Element location listings:
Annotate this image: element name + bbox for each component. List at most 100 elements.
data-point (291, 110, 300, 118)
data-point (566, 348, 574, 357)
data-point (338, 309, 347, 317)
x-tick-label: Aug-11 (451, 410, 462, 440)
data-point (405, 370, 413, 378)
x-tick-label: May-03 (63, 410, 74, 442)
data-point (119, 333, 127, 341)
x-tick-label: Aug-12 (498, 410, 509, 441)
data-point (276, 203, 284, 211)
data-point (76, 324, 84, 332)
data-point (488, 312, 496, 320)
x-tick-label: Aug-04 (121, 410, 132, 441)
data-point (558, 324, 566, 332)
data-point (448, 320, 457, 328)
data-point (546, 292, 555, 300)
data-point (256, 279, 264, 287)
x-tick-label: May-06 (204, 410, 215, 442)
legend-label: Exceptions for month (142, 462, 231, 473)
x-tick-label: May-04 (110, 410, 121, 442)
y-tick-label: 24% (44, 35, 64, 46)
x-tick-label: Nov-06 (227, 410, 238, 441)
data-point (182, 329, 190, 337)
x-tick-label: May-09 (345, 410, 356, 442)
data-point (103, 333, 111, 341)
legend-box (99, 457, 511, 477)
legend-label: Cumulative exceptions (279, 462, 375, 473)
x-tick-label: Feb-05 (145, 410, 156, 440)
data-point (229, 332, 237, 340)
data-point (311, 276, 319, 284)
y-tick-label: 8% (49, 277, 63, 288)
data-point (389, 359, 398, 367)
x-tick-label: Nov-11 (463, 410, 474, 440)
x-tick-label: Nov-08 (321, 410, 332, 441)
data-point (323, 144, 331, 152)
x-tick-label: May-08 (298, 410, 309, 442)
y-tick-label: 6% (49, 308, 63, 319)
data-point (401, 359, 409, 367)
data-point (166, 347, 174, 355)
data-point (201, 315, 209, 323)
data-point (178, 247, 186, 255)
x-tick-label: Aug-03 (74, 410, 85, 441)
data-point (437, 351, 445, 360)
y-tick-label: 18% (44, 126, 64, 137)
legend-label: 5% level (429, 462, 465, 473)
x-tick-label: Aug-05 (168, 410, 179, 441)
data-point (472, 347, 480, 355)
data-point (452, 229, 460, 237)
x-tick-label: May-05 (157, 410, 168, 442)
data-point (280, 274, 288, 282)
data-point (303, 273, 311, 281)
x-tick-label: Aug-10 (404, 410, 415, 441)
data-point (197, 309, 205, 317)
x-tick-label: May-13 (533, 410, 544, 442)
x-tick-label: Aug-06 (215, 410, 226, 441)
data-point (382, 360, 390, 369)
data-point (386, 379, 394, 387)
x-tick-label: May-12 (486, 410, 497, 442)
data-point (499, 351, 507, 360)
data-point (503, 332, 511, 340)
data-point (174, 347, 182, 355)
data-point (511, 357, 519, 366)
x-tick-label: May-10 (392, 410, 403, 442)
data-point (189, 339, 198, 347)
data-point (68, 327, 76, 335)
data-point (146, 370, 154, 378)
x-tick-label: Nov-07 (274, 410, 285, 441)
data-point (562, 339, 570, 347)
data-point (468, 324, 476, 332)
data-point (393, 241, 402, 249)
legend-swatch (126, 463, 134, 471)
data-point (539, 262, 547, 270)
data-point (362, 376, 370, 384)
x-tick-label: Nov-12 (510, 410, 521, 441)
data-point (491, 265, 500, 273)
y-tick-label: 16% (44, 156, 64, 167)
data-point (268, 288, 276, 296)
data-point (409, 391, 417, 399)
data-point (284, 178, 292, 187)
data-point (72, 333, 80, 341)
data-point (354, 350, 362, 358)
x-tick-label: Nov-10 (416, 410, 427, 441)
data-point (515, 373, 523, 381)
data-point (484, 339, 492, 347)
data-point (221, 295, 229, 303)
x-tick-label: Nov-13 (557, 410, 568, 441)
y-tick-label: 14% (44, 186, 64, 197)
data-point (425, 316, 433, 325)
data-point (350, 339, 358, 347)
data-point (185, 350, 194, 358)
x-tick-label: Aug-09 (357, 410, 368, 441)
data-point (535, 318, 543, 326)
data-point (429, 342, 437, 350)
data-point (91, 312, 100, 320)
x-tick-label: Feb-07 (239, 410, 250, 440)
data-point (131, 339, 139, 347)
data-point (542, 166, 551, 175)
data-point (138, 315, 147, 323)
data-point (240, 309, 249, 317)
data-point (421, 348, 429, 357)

# [Instruction]
Identify each line in the records that contains the string "legend", matching case exactly, and copy those lines.

# [Problem solution]
legend-label: Exceptions for month (142, 462, 231, 473)
legend-box (99, 457, 511, 477)
legend-label: Cumulative exceptions (279, 462, 375, 473)
legend-label: 5% level (429, 462, 465, 473)
legend-swatch (126, 463, 134, 471)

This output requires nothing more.